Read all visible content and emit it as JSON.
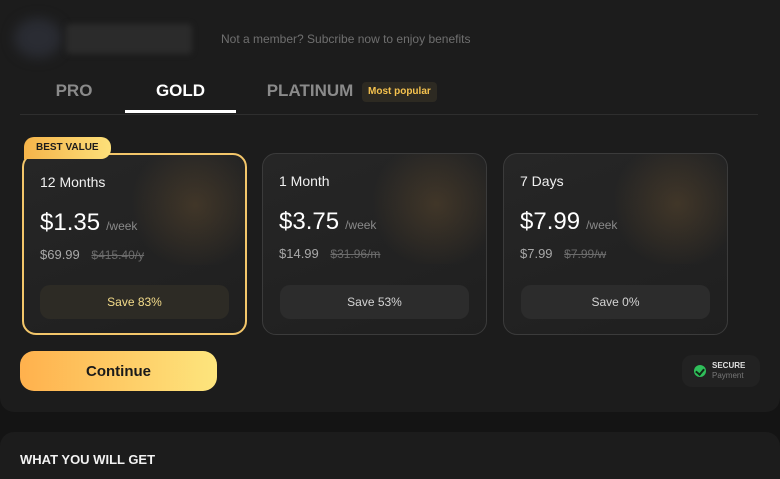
{
  "header": {
    "member_text": "Not a member? Subcribe now to enjoy benefits"
  },
  "tabs": [
    {
      "label": "PRO",
      "active": false
    },
    {
      "label": "GOLD",
      "active": true
    },
    {
      "label": "PLATINUM",
      "active": false
    }
  ],
  "platinum_badge": "Most popular",
  "best_value_badge": "BEST VALUE",
  "plans": [
    {
      "name": "12 Months",
      "price": "$1.35",
      "unit": "/week",
      "total": "$69.99",
      "original": "$415.40/y",
      "save": "Save 83%",
      "selected": true
    },
    {
      "name": "1 Month",
      "price": "$3.75",
      "unit": "/week",
      "total": "$14.99",
      "original": "$31.96/m",
      "save": "Save 53%",
      "selected": false
    },
    {
      "name": "7 Days",
      "price": "$7.99",
      "unit": "/week",
      "total": "$7.99",
      "original": "$7.99/w",
      "save": "Save 0%",
      "selected": false
    }
  ],
  "continue_label": "Continue",
  "secure": {
    "line1": "SECURE",
    "line2": "Payment",
    "icon": "shield-check-icon"
  },
  "benefits_title": "WHAT YOU WILL GET",
  "colors": {
    "accent_start": "#ffb14d",
    "accent_end": "#fde57d",
    "selected_border": "#f3c66a",
    "secure_green": "#2fbf5a"
  }
}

* Task statement *
Reproduce all of the material above word for word. Omit the pictures.

* Problem solution *
Read all visible content and emit it as JSON.
{
  "header": {
    "member_text": "Not a member? Subcribe now to enjoy benefits"
  },
  "tabs": [
    {
      "label": "PRO",
      "active": false
    },
    {
      "label": "GOLD",
      "active": true
    },
    {
      "label": "PLATINUM",
      "active": false
    }
  ],
  "platinum_badge": "Most popular",
  "best_value_badge": "BEST VALUE",
  "plans": [
    {
      "name": "12 Months",
      "price": "$1.35",
      "unit": "/week",
      "total": "$69.99",
      "original": "$415.40/y",
      "save": "Save 83%",
      "selected": true
    },
    {
      "name": "1 Month",
      "price": "$3.75",
      "unit": "/week",
      "total": "$14.99",
      "original": "$31.96/m",
      "save": "Save 53%",
      "selected": false
    },
    {
      "name": "7 Days",
      "price": "$7.99",
      "unit": "/week",
      "total": "$7.99",
      "original": "$7.99/w",
      "save": "Save 0%",
      "selected": false
    }
  ],
  "continue_label": "Continue",
  "secure": {
    "line1": "SECURE",
    "line2": "Payment",
    "icon": "shield-check-icon"
  },
  "benefits_title": "WHAT YOU WILL GET",
  "colors": {
    "accent_start": "#ffb14d",
    "accent_end": "#fde57d",
    "selected_border": "#f3c66a",
    "secure_green": "#2fbf5a"
  }
}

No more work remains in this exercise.